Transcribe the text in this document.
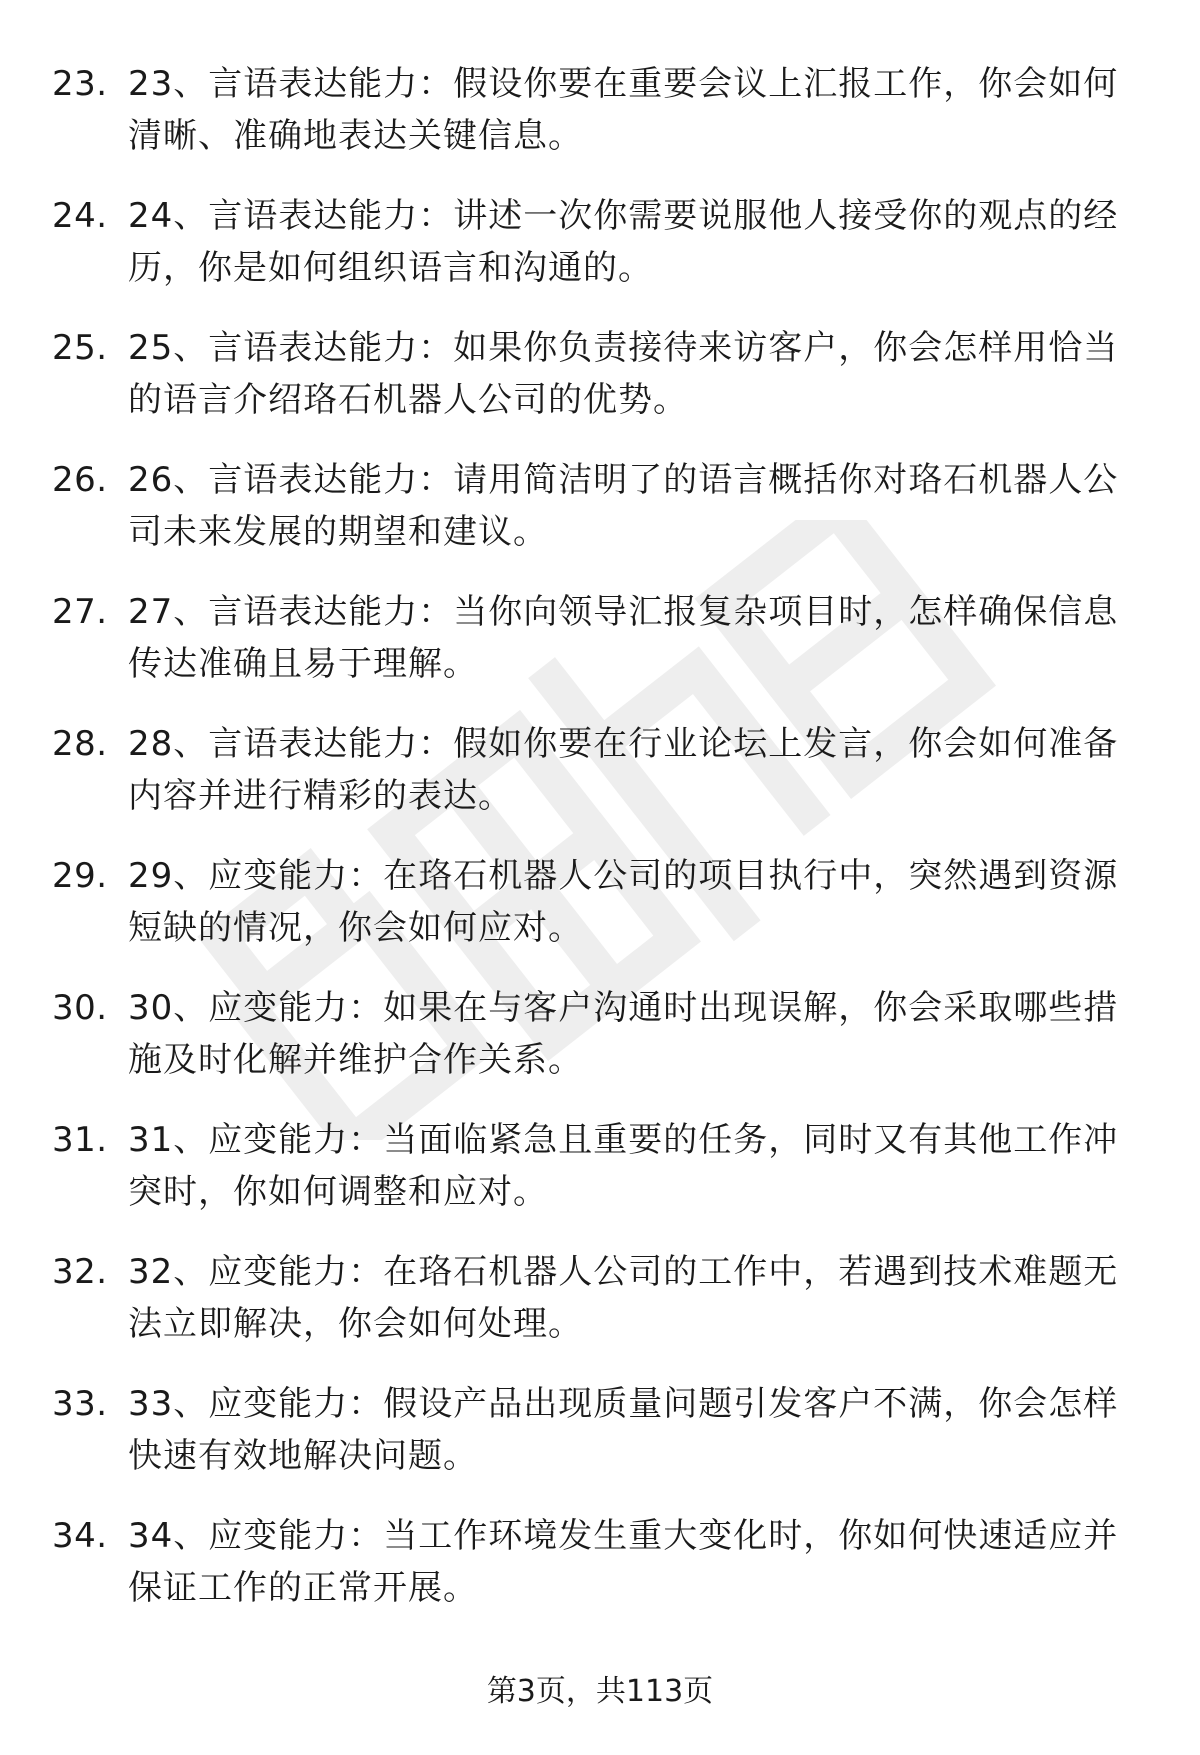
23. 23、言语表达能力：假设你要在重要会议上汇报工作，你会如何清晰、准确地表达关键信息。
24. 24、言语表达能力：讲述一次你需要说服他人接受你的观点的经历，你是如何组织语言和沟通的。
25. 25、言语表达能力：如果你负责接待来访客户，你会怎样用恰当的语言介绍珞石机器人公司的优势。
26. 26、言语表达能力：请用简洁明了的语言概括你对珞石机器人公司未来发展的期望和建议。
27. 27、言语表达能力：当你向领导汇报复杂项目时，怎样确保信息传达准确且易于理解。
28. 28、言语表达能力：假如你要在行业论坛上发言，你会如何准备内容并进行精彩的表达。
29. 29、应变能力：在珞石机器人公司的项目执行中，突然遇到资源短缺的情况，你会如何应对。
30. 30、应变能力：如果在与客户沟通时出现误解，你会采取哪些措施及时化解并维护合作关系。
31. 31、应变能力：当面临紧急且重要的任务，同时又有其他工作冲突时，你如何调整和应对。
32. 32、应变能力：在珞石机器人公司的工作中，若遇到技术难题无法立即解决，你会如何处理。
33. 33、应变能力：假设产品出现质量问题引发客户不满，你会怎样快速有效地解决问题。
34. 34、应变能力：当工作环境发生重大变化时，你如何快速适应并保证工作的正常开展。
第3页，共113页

* What you need to do:
Reproduce each entry precisely, dropping only the pictures.

* Complete answer:
Transcribe the text in this document.
23. 23、言语表达能力：假设你要在重要会议上汇报工作，你会如何清晰、准确地表达关键信息。
24. 24、言语表达能力：讲述一次你需要说服他人接受你的观点的经历，你是如何组织语言和沟通的。
25. 25、言语表达能力：如果你负责接待来访客户，你会怎样用恰当的语言介绍珞石机器人公司的优势。
26. 26、言语表达能力：请用简洁明了的语言概括你对珞石机器人公司未来发展的期望和建议。
27. 27、言语表达能力：当你向领导汇报复杂项目时，怎样确保信息传达准确且易于理解。
28. 28、言语表达能力：假如你要在行业论坛上发言，你会如何准备内容并进行精彩的表达。
29. 29、应变能力：在珞石机器人公司的项目执行中，突然遇到资源短缺的情况，你会如何应对。
30. 30、应变能力：如果在与客户沟通时出现误解，你会采取哪些措施及时化解并维护合作关系。
31. 31、应变能力：当面临紧急且重要的任务，同时又有其他工作冲突时，你如何调整和应对。
32. 32、应变能力：在珞石机器人公司的工作中，若遇到技术难题无法立即解决，你会如何处理。
33. 33、应变能力：假设产品出现质量问题引发客户不满，你会怎样快速有效地解决问题。
34. 34、应变能力：当工作环境发生重大变化时，你如何快速适应并保证工作的正常开展。
第3页，共113页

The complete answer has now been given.